Text excerpt =>
----
A few months before, in the summer of 2009, International Paper CEO John Faraci had visited the mill outside Franklin, praising its profitability.
Then, on Oct. 22,
International Paper officials told workers at the mill - which had churned out paper for 60-plus years and stood as a linchpin for the Franklin and Isle of Wight County economy - that it would close in 2010.
"We were making millions and never lost money," said Kerlee, who joined the paper mill in 1993. "Then, one day, just to shut it down: That was a big, big blow."
He found a new job quickly. In January, he began work as a crane operator - the position he held for most of his tenure at the mill - at Northrop Grumman Shipbuilding in Newport News.
Kerlee is philosophical about the transition: The pay's a bit less, the commute longer, and he has to work overnights. But he's
impressed with Northrop Grumman's concern for safety and with his bosses
- and he's grateful to be employed.
"I consider myself very lucky and very blessed that the Lord provided me a job so fast," Kerlee, 40, said in his house in Suffolk last week.
Many others also have found work in the year since the announcement about the mill, which ceased operation in April.
Randy Betz, vice president of work force development at Paul D. Camp Community College, has been in touch with many of the 1,100 people who worked at the mill. By his count, at least 400 have landed new jobs. Most, he said, have remained in the area.
----
[Page segmentation data]
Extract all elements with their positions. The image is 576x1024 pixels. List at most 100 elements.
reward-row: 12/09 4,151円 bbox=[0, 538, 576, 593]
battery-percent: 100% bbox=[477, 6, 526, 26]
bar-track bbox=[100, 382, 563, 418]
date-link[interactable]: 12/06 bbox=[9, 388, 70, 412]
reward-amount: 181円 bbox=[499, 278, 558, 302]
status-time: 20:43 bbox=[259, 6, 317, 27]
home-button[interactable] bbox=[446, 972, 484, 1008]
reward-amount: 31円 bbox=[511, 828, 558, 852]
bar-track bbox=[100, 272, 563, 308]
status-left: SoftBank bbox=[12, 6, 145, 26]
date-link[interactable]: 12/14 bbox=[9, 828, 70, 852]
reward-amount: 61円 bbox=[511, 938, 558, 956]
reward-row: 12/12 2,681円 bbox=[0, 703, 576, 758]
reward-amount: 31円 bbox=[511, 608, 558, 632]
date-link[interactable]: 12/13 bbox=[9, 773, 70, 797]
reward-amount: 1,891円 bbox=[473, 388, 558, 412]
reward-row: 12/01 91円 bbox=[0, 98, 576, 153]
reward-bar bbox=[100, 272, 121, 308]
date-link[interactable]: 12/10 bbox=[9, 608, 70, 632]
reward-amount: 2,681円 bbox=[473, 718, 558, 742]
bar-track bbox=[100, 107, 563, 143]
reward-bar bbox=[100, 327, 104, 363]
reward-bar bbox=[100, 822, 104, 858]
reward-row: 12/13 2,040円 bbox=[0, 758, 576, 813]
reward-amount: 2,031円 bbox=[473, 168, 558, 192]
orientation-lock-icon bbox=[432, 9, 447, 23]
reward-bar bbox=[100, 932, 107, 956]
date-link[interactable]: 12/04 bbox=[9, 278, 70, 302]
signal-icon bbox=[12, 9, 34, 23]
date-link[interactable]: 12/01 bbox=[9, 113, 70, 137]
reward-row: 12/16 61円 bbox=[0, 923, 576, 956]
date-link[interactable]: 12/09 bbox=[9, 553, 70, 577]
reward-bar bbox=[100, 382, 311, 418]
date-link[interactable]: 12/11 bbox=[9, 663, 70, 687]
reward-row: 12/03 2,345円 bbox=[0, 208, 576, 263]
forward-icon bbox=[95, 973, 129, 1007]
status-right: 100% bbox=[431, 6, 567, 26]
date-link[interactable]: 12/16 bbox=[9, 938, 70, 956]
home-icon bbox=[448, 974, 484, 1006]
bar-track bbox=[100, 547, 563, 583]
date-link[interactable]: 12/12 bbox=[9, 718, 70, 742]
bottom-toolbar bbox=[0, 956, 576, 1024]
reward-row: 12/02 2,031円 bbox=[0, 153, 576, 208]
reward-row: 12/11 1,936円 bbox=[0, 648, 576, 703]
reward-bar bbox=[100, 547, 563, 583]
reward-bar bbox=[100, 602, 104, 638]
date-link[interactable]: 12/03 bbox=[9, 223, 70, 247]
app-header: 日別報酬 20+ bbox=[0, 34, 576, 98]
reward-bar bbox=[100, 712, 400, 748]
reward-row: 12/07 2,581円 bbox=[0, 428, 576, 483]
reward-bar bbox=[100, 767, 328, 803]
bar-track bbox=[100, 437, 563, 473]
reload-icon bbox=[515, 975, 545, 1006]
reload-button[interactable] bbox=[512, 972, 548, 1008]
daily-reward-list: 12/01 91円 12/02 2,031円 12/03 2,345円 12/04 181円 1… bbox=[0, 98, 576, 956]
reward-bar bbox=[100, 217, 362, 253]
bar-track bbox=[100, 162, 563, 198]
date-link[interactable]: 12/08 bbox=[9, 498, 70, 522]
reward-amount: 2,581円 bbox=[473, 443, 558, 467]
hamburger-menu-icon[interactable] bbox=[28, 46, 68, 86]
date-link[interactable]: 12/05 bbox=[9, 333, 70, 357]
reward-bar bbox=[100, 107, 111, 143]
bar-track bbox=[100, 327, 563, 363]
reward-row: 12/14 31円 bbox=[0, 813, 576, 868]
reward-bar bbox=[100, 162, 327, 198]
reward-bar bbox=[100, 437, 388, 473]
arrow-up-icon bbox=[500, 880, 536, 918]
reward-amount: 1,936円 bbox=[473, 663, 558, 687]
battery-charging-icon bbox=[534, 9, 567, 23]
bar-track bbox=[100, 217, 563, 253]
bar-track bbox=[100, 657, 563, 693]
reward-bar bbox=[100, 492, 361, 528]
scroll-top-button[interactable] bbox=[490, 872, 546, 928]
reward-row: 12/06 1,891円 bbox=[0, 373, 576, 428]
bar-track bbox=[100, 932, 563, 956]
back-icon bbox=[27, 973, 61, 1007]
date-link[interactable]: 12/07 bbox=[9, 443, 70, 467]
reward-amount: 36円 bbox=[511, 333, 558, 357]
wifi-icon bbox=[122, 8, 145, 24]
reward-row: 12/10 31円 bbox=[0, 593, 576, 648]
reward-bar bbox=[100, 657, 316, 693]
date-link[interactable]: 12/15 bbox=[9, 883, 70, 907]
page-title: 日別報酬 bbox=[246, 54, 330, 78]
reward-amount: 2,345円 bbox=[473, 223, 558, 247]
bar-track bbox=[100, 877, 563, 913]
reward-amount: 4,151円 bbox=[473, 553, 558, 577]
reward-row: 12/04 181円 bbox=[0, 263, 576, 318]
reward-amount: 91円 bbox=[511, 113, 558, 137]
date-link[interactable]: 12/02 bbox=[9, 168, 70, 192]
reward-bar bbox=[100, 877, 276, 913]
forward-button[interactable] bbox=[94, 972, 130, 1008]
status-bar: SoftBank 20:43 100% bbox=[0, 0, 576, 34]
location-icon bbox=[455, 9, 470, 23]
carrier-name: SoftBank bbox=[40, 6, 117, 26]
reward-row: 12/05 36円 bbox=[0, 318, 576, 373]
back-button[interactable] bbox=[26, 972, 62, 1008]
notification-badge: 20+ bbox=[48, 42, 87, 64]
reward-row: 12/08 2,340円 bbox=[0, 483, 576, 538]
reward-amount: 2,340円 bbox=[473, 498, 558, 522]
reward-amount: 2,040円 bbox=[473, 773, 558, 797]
----
Complete the following =>
1. From the Franklin paper mill excerpt, copy the passage that opens with the words containing "Then, on Oct." and closes with "in Newport News.".
2. According to the Franklin paper mill excerpt, in what month did the mill cease operation?
3. List each drawback of Kerlee's new job that the Franklin paper mill excerpt names.

Set of answers =>
1.
Then, on Oct. 22,
International Paper officials told workers at the mill - which had churned out paper for 60-plus years and stood as a linchpin for the Franklin and Isle of Wight County economy - that it would close in 2010.
"We were making millions and never lost money," said Kerlee, who joined the paper mill in 1993. "Then, one day, just to shut it down: That was a big, big blow."
He found a new job quickly. In January, he began work as a crane operator - the position he held for most of his tenure at the mill - at Northrop Grumman Shipbuilding in Newport News.

2. April.

3.
- The pay is a bit less.
- The commute is longer.
- He has to work overnights.